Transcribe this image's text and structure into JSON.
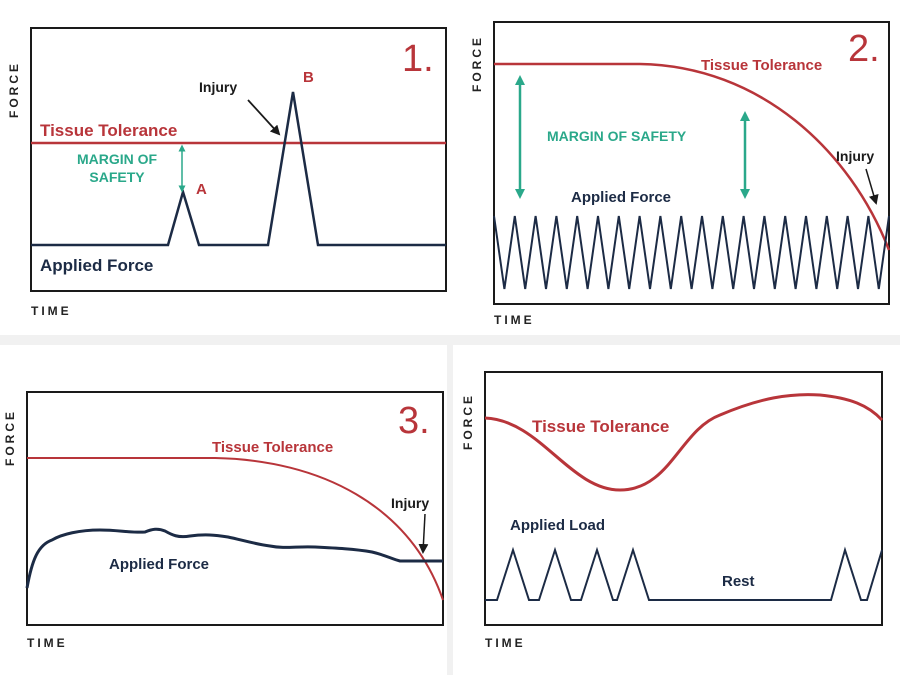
{
  "colors": {
    "tolerance": "#b8353a",
    "force": "#1c2b45",
    "margin": "#2aa88a",
    "frame": "#1a1a1a",
    "background": "#ffffff",
    "divider": "#f1f1f1"
  },
  "axis_labels": {
    "y": "FORCE",
    "x": "TIME"
  },
  "panels": {
    "p1": {
      "number": "1.",
      "tolerance_label": "Tissue Tolerance",
      "force_label": "Applied Force",
      "margin_label_line1": "MARGIN OF",
      "margin_label_line2": "SAFETY",
      "injury_label": "Injury",
      "peak_a": "A",
      "peak_b": "B"
    },
    "p2": {
      "number": "2.",
      "tolerance_label": "Tissue Tolerance",
      "force_label": "Applied Force",
      "margin_label": "MARGIN OF SAFETY",
      "injury_label": "Injury"
    },
    "p3": {
      "number": "3.",
      "tolerance_label": "Tissue Tolerance",
      "force_label": "Applied Force",
      "injury_label": "Injury"
    },
    "p4": {
      "tolerance_label": "Tissue Tolerance",
      "load_label": "Applied Load",
      "rest_label": "Rest"
    }
  }
}
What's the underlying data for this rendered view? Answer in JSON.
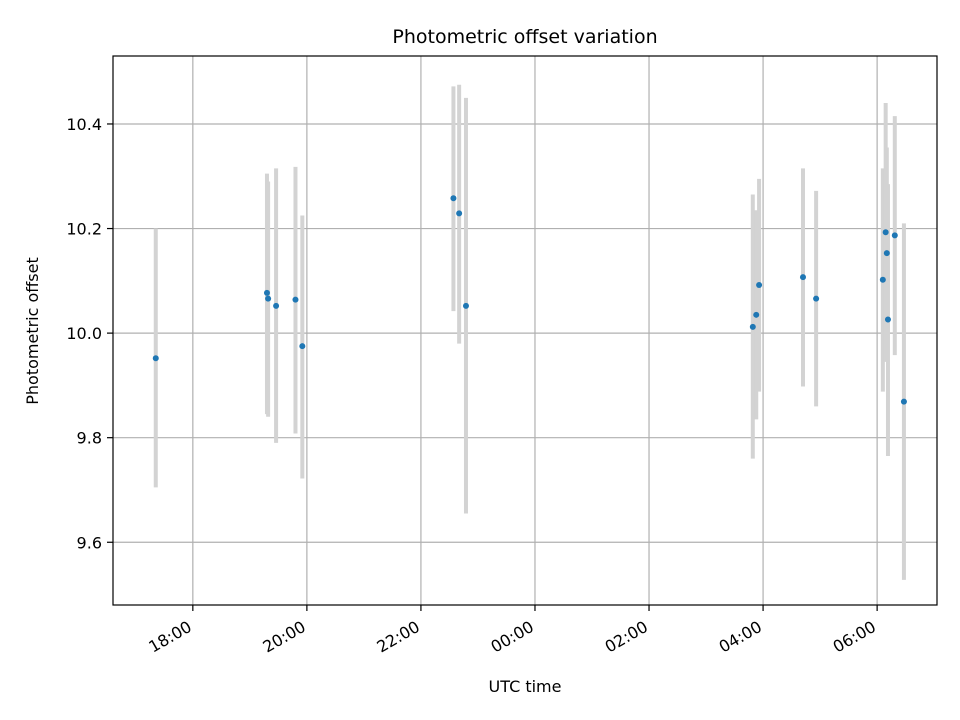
{
  "chart_data": {
    "type": "scatter",
    "title": "Photometric offset variation",
    "xlabel": "UTC time",
    "ylabel": "Photometric offset",
    "xlim_hours": [
      16.6,
      31.05
    ],
    "ylim": [
      9.48,
      10.53
    ],
    "x_ticks": [
      {
        "label": "18:00",
        "hour": 18
      },
      {
        "label": "20:00",
        "hour": 20
      },
      {
        "label": "22:00",
        "hour": 22
      },
      {
        "label": "00:00",
        "hour": 24
      },
      {
        "label": "02:00",
        "hour": 26
      },
      {
        "label": "04:00",
        "hour": 28
      },
      {
        "label": "06:00",
        "hour": 30
      }
    ],
    "y_ticks": [
      9.6,
      9.8,
      10.0,
      10.2,
      10.4
    ],
    "grid": true,
    "point_color": "#1f77b4",
    "errorbar_color": "#d3d3d3",
    "points": [
      {
        "time": "17:20",
        "hour": 17.35,
        "y": 9.952,
        "err_low": 9.705,
        "err_high": 10.2
      },
      {
        "time": "19:18",
        "hour": 19.3,
        "y": 10.077,
        "err_low": 9.845,
        "err_high": 10.305
      },
      {
        "time": "19:19",
        "hour": 19.32,
        "y": 10.066,
        "err_low": 9.84,
        "err_high": 10.29
      },
      {
        "time": "19:28",
        "hour": 19.46,
        "y": 10.052,
        "err_low": 9.79,
        "err_high": 10.315
      },
      {
        "time": "19:48",
        "hour": 19.8,
        "y": 10.064,
        "err_low": 9.808,
        "err_high": 10.318
      },
      {
        "time": "19:55",
        "hour": 19.92,
        "y": 9.975,
        "err_low": 9.722,
        "err_high": 10.225
      },
      {
        "time": "22:34",
        "hour": 22.57,
        "y": 10.258,
        "err_low": 10.042,
        "err_high": 10.472
      },
      {
        "time": "22:40",
        "hour": 22.67,
        "y": 10.229,
        "err_low": 9.98,
        "err_high": 10.475
      },
      {
        "time": "22:47",
        "hour": 22.79,
        "y": 10.052,
        "err_low": 9.655,
        "err_high": 10.45
      },
      {
        "time": "03:49",
        "hour": 27.82,
        "y": 10.012,
        "err_low": 9.76,
        "err_high": 10.265
      },
      {
        "time": "03:53",
        "hour": 27.88,
        "y": 10.035,
        "err_low": 9.835,
        "err_high": 10.235
      },
      {
        "time": "03:56",
        "hour": 27.93,
        "y": 10.092,
        "err_low": 9.888,
        "err_high": 10.295
      },
      {
        "time": "04:42",
        "hour": 28.7,
        "y": 10.107,
        "err_low": 9.898,
        "err_high": 10.315
      },
      {
        "time": "04:56",
        "hour": 28.93,
        "y": 10.066,
        "err_low": 9.86,
        "err_high": 10.272
      },
      {
        "time": "06:06",
        "hour": 30.1,
        "y": 10.102,
        "err_low": 9.888,
        "err_high": 10.315
      },
      {
        "time": "06:09",
        "hour": 30.15,
        "y": 10.193,
        "err_low": 9.945,
        "err_high": 10.44
      },
      {
        "time": "06:10",
        "hour": 30.17,
        "y": 10.153,
        "err_low": 9.95,
        "err_high": 10.355
      },
      {
        "time": "06:11",
        "hour": 30.19,
        "y": 10.026,
        "err_low": 9.765,
        "err_high": 10.285
      },
      {
        "time": "06:18",
        "hour": 30.31,
        "y": 10.187,
        "err_low": 9.958,
        "err_high": 10.415
      },
      {
        "time": "06:28",
        "hour": 30.47,
        "y": 9.869,
        "err_low": 9.528,
        "err_high": 10.21
      }
    ]
  }
}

● **Aim of the task**
Every line of the data should be copied as it stands, without the images.

● **Answer for the task**
Transcribe this image's text and structure into JSON.
{
  "colors": {
    "tolerance": "#b8353a",
    "force": "#1c2b45",
    "margin": "#2aa88a",
    "frame": "#1a1a1a",
    "background": "#ffffff",
    "divider": "#f1f1f1"
  },
  "axis_labels": {
    "y": "FORCE",
    "x": "TIME"
  },
  "panels": {
    "p1": {
      "number": "1.",
      "tolerance_label": "Tissue Tolerance",
      "force_label": "Applied Force",
      "margin_label_line1": "MARGIN OF",
      "margin_label_line2": "SAFETY",
      "injury_label": "Injury",
      "peak_a": "A",
      "peak_b": "B"
    },
    "p2": {
      "number": "2.",
      "tolerance_label": "Tissue Tolerance",
      "force_label": "Applied Force",
      "margin_label": "MARGIN OF SAFETY",
      "injury_label": "Injury"
    },
    "p3": {
      "number": "3.",
      "tolerance_label": "Tissue Tolerance",
      "force_label": "Applied Force",
      "injury_label": "Injury"
    },
    "p4": {
      "tolerance_label": "Tissue Tolerance",
      "load_label": "Applied Load",
      "rest_label": "Rest"
    }
  }
}
What's the underlying data for this rendered view? Answer in JSON.
{
  "chart_data": {
    "type": "scatter",
    "title": "Photometric offset variation",
    "xlabel": "UTC time",
    "ylabel": "Photometric offset",
    "xlim_hours": [
      16.6,
      31.05
    ],
    "ylim": [
      9.48,
      10.53
    ],
    "x_ticks": [
      {
        "label": "18:00",
        "hour": 18
      },
      {
        "label": "20:00",
        "hour": 20
      },
      {
        "label": "22:00",
        "hour": 22
      },
      {
        "label": "00:00",
        "hour": 24
      },
      {
        "label": "02:00",
        "hour": 26
      },
      {
        "label": "04:00",
        "hour": 28
      },
      {
        "label": "06:00",
        "hour": 30
      }
    ],
    "y_ticks": [
      9.6,
      9.8,
      10.0,
      10.2,
      10.4
    ],
    "grid": true,
    "point_color": "#1f77b4",
    "errorbar_color": "#d3d3d3",
    "points": [
      {
        "time": "17:20",
        "hour": 17.35,
        "y": 9.952,
        "err_low": 9.705,
        "err_high": 10.2
      },
      {
        "time": "19:18",
        "hour": 19.3,
        "y": 10.077,
        "err_low": 9.845,
        "err_high": 10.305
      },
      {
        "time": "19:19",
        "hour": 19.32,
        "y": 10.066,
        "err_low": 9.84,
        "err_high": 10.29
      },
      {
        "time": "19:28",
        "hour": 19.46,
        "y": 10.052,
        "err_low": 9.79,
        "err_high": 10.315
      },
      {
        "time": "19:48",
        "hour": 19.8,
        "y": 10.064,
        "err_low": 9.808,
        "err_high": 10.318
      },
      {
        "time": "19:55",
        "hour": 19.92,
        "y": 9.975,
        "err_low": 9.722,
        "err_high": 10.225
      },
      {
        "time": "22:34",
        "hour": 22.57,
        "y": 10.258,
        "err_low": 10.042,
        "err_high": 10.472
      },
      {
        "time": "22:40",
        "hour": 22.67,
        "y": 10.229,
        "err_low": 9.98,
        "err_high": 10.475
      },
      {
        "time": "22:47",
        "hour": 22.79,
        "y": 10.052,
        "err_low": 9.655,
        "err_high": 10.45
      },
      {
        "time": "03:49",
        "hour": 27.82,
        "y": 10.012,
        "err_low": 9.76,
        "err_high": 10.265
      },
      {
        "time": "03:53",
        "hour": 27.88,
        "y": 10.035,
        "err_low": 9.835,
        "err_high": 10.235
      },
      {
        "time": "03:56",
        "hour": 27.93,
        "y": 10.092,
        "err_low": 9.888,
        "err_high": 10.295
      },
      {
        "time": "04:42",
        "hour": 28.7,
        "y": 10.107,
        "err_low": 9.898,
        "err_high": 10.315
      },
      {
        "time": "04:56",
        "hour": 28.93,
        "y": 10.066,
        "err_low": 9.86,
        "err_high": 10.272
      },
      {
        "time": "06:06",
        "hour": 30.1,
        "y": 10.102,
        "err_low": 9.888,
        "err_high": 10.315
      },
      {
        "time": "06:09",
        "hour": 30.15,
        "y": 10.193,
        "err_low": 9.945,
        "err_high": 10.44
      },
      {
        "time": "06:10",
        "hour": 30.17,
        "y": 10.153,
        "err_low": 9.95,
        "err_high": 10.355
      },
      {
        "time": "06:11",
        "hour": 30.19,
        "y": 10.026,
        "err_low": 9.765,
        "err_high": 10.285
      },
      {
        "time": "06:18",
        "hour": 30.31,
        "y": 10.187,
        "err_low": 9.958,
        "err_high": 10.415
      },
      {
        "time": "06:28",
        "hour": 30.47,
        "y": 9.869,
        "err_low": 9.528,
        "err_high": 10.21
      }
    ]
  }
}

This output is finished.